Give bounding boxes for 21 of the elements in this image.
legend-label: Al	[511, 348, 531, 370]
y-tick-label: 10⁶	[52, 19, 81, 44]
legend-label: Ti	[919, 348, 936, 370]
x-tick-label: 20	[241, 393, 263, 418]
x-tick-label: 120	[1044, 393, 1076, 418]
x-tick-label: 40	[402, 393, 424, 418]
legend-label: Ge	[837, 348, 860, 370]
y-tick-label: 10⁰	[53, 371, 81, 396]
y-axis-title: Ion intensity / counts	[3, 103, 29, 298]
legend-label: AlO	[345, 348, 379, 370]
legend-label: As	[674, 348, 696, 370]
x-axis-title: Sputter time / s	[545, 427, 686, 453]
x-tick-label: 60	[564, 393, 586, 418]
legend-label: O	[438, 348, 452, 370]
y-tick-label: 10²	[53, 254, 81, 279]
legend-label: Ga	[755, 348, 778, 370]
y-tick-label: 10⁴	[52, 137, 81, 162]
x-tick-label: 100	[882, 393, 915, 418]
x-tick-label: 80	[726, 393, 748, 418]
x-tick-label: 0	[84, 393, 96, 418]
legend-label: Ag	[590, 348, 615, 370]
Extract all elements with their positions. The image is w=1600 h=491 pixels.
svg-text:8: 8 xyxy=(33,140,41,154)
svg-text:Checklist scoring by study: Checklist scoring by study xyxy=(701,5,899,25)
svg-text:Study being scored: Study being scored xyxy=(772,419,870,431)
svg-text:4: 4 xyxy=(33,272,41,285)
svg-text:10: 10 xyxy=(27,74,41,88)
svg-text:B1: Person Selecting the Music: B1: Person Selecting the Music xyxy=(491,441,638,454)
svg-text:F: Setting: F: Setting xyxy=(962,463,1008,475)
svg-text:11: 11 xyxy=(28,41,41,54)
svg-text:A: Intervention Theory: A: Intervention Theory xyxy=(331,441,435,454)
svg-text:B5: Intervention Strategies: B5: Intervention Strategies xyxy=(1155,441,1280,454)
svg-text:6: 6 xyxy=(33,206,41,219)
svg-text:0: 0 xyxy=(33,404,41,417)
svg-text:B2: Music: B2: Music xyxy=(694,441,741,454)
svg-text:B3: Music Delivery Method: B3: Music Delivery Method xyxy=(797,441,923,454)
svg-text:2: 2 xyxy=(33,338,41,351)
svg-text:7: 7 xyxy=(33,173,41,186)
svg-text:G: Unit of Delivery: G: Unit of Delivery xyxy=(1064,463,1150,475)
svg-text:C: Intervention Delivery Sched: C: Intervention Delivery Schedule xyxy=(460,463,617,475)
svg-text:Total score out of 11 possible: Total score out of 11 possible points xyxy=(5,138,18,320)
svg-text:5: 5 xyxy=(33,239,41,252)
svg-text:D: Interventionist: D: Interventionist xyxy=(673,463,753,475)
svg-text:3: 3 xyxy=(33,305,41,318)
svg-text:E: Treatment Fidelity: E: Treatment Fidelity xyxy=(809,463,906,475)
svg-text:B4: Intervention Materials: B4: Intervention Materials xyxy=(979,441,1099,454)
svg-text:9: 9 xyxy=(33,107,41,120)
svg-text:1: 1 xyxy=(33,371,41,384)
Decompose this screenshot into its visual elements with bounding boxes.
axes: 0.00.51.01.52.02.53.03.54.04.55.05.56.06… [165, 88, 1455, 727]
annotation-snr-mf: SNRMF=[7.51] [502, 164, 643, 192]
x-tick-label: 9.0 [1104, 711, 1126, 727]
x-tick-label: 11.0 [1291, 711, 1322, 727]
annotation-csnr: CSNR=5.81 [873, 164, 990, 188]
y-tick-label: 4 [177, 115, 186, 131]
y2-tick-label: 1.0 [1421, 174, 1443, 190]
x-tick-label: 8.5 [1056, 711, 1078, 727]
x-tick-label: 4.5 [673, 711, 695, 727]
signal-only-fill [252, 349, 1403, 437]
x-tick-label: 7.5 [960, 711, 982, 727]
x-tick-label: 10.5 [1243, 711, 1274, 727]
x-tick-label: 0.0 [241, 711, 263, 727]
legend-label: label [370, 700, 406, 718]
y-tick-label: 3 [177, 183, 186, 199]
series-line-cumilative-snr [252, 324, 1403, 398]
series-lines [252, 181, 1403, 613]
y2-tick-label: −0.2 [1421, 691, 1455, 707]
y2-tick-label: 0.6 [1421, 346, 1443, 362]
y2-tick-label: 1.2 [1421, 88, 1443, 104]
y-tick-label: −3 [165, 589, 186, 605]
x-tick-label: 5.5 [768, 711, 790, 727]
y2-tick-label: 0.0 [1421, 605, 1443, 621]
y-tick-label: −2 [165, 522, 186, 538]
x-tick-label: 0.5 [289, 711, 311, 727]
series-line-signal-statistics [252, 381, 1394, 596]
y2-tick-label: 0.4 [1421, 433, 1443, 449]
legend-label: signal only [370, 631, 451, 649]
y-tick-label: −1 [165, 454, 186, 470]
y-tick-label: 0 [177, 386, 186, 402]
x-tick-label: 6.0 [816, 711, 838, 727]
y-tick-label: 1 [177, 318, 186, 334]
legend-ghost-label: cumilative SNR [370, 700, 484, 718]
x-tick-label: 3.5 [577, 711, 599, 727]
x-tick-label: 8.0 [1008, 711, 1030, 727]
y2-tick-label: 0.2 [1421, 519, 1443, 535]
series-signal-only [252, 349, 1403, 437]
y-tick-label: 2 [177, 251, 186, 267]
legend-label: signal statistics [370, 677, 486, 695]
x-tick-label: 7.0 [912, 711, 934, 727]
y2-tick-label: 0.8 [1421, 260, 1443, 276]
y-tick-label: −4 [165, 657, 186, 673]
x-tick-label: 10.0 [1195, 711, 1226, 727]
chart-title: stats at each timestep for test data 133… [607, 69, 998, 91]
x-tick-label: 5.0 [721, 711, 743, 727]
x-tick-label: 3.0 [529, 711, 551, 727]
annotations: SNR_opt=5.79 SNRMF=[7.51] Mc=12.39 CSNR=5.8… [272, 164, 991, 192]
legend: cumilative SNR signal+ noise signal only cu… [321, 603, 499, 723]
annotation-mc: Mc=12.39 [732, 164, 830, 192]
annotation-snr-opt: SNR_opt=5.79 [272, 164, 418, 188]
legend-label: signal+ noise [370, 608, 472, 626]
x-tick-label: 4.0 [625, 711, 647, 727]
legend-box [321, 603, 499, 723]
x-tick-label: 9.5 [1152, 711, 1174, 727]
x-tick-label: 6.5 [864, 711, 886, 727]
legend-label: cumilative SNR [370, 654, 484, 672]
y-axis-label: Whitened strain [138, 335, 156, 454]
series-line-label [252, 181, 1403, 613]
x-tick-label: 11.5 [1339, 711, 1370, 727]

────────────────────

SET EXERCISE:
Convert every line of the entries above into a JSON list of strings, with one string per line and blank lines omitted.

WRITTEN SOLUTION:
[
  "Give bounding boxes for 21 of the elements in this image.",
  "legend-label: Al\t[511, 348, 531, 370]",
  "y-tick-label: 10⁶\t[52, 19, 81, 44]",
  "legend-label: Ti\t[919, 348, 936, 370]",
  "x-tick-label: 20\t[241, 393, 263, 418]",
  "x-tick-label: 120\t[1044, 393, 1076, 418]",
  "x-tick-label: 40\t[402, 393, 424, 418]",
  "legend-label: Ge\t[837, 348, 860, 370]",
  "y-tick-label: 10⁰\t[53, 371, 81, 396]",
  "y-axis-title: Ion intensity / counts\t[3, 103, 29, 298]",
  "legend-label: AlO\t[345, 348, 379, 370]",
  "legend-label: As\t[674, 348, 696, 370]",
  "x-axis-title: Sputter time / s\t[545, 427, 686, 453]",
  "x-tick-label: 60\t[564, 393, 586, 418]",
  "legend-label: O\t[438, 348, 452, 370]",
  "y-tick-label: 10²\t[53, 254, 81, 279]",
  "legend-label: Ga\t[755, 348, 778, 370]",
  "y-tick-label: 10⁴\t[52, 137, 81, 162]",
  "x-tick-label: 100\t[882, 393, 915, 418]",
  "x-tick-label: 80\t[726, 393, 748, 418]",
  "x-tick-label: 0\t[84, 393, 96, 418]",
  "legend-label: Ag\t[590, 348, 615, 370]",
  "Extract all elements with their positions. The image is w=1600 h=491 pixels.",
  "svg-text:8: 8 xyxy=(33,140,41,154)",
  "svg-text:Checklist scoring by study: Checklist scoring by study xyxy=(701,5,899,25)",
  "svg-text:Study being scored: Study being scored xyxy=(772,419,870,431)",
  "svg-text:4: 4 xyxy=(33,272,41,285)",
  "svg-text:10: 10 xyxy=(27,74,41,88)",
  "svg-text:B1: Person Selecting the Music: B1: Person Selecting the Music xyxy=(491,441,638,454)",
  "svg-text:F: Setting: F: Setting xyxy=(962,463,1008,475)",
  "svg-text:11: 11 xyxy=(28,41,41,54)",
  "svg-text:A: Intervention Theory: A: Intervention Theory xyxy=(331,441,435,454)",
  "svg-text:B5: Intervention Strategies: B5: Intervention Strategies xyxy=(1155,441,1280,454)",
  "svg-text:6: 6 xyxy=(33,206,41,219)",
  "svg-text:0: 0 xyxy=(33,404,41,417)",
  "svg-text:B2: Music: B2: Music xyxy=(694,441,741,454)",
  "svg-text:B3: Music Delivery Method: B3: Music Delivery Method xyxy=(797,441,923,454)",
  "svg-text:2: 2 xyxy=(33,338,41,351)",
  "svg-text:7: 7 xyxy=(33,173,41,186)",
  "svg-text:G: Unit of Delivery: G: Unit of Delivery xyxy=(1064,463,1150,475)",
  "svg-text:C: Intervention Delivery Sched: C: Intervention Delivery Schedule xyxy=(460,463,617,475)",
  "svg-text:Total score out of 11 possible: Total score out of 11 possible points xyxy=(5,138,18,320)",
  "svg-text:5: 5 xyxy=(33,239,41,252)",
  "svg-text:D: Interventionist: D: Interventionist xyxy=(673,463,753,475)",
  "svg-text:3: 3 xyxy=(33,305,41,318)",
  "svg-text:E: Treatment Fidelity: E: Treatment Fidelity xyxy=(809,463,906,475)",
  "svg-text:B4: Intervention Materials: B4: Intervention Materials xyxy=(979,441,1099,454)",
  "svg-text:9: 9 xyxy=(33,107,41,120)",
  "svg-text:1: 1 xyxy=(33,371,41,384)",
  "Decompose this screenshot into its visual elements with bounding boxes.",
  "axes: 0.00.51.01.52.02.53.03.54.04.55.05.56.06… [165, 88, 1455, 727]",
  "annotation-snr-mf: SNRMF=[7.51] [502, 164, 643, 192]",
  "x-tick-label: 9.0 [1104, 711, 1126, 727]",
  "x-tick-label: 11.0 [1291, 711, 1322, 727]",
  "annotation-csnr: CSNR=5.81 [873, 164, 990, 188]",
  "y-tick-label: 4 [177, 115, 186, 131]",
  "y2-tick-label: 1.0 [1421, 174, 1443, 190]",
  "x-tick-label: 8.5 [1056, 711, 1078, 727]",
  "x-tick-label: 4.5 [673, 711, 695, 727]",
  "signal-only-fill [252, 349, 1403, 437]",
  "x-tick-label: 7.5 [960, 711, 982, 727]",
  "x-tick-label: 10.5 [1243, 711, 1274, 727]",
  "x-tick-label: 0.0 [241, 711, 263, 727]",
  "legend-label: label [370, 700, 406, 718]",
  "y-tick-label: 3 [177, 183, 186, 199]",
  "series-line-cumilative-snr [252, 324, 1403, 398]",
  "series-lines [252, 181, 1403, 613]",
  "y2-tick-label: −0.2 [1421, 691, 1455, 707]",
  "y2-tick-label: 0.6 [1421, 346, 1443, 362]",
  "y2-tick-label: 1.2 [1421, 88, 1443, 104]",
  "y-tick-label: −3 [165, 589, 186, 605]",
  "x-tick-label: 5.5 [768, 711, 790, 727]",
  "y2-tick-label: 0.0 [1421, 605, 1443, 621]",
  "y-tick-label: −2 [165, 522, 186, 538]",
  "x-tick-label: 0.5 [289, 711, 311, 727]",
  "series-line-signal-statistics [252, 381, 1394, 596]",
  "y2-tick-label: 0.4 [1421, 433, 1443, 449]",
  "legend-label: signal only [370, 631, 451, 649]",
  "y-tick-label: −1 [165, 454, 186, 470]",
  "y-tick-label: 0 [177, 386, 186, 402]",
  "x-tick-label: 6.0 [816, 711, 838, 727]",
  "y-tick-label: 1 [177, 318, 186, 334]",
  "legend-ghost-label: cumilative SNR [370, 700, 484, 718]",
  "x-tick-label: 3.5 [577, 711, 599, 727]",
  "x-tick-label: 8.0 [1008, 711, 1030, 727]",
  "y2-tick-label: 0.2 [1421, 519, 1443, 535]",
  "series-signal-only [252, 349, 1403, 437]",
  "y-tick-label: 2 [177, 251, 186, 267]",
  "legend-label: signal statistics [370, 677, 486, 695]",
  "x-tick-label: 7.0 [912, 711, 934, 727]",
  "y2-tick-label: 0.8 [1421, 260, 1443, 276]",
  "y-tick-label: −4 [165, 657, 186, 673]",
  "x-tick-label: 10.0 [1195, 711, 1226, 727]",
  "chart-title: stats at each timestep for test data 133… [607, 69, 998, 91]",
  "x-tick-label: 5.0 [721, 711, 743, 727]",
  "x-tick-label: 3.0 [529, 711, 551, 727]",
  "annotations: SNR_opt=5.79 SNRMF=[7.51] Mc=12.39 CSNR=5.8… [272, 164, 991, 192]",
  "legend: cumilative SNR signal+ noise signal only cu… [321, 603, 499, 723]",
  "annotation-mc: Mc=12.39 [732, 164, 830, 192]",
  "annotation-snr-opt: SNR_opt=5.79 [272, 164, 418, 188]",
  "legend-label: signal+ noise [370, 608, 472, 626]",
  "x-tick-label: 4.0 [625, 711, 647, 727]",
  "legend-box [321, 603, 499, 723]",
  "x-tick-label: 9.5 [1152, 711, 1174, 727]",
  "x-tick-label: 6.5 [864, 711, 886, 727]",
  "legend-label: cumilative SNR [370, 654, 484, 672]",
  "y-axis-label: Whitened strain [138, 335, 156, 454]",
  "series-line-label [252, 181, 1403, 613]",
  "x-tick-label: 11.5 [1339, 711, 1370, 727]"
]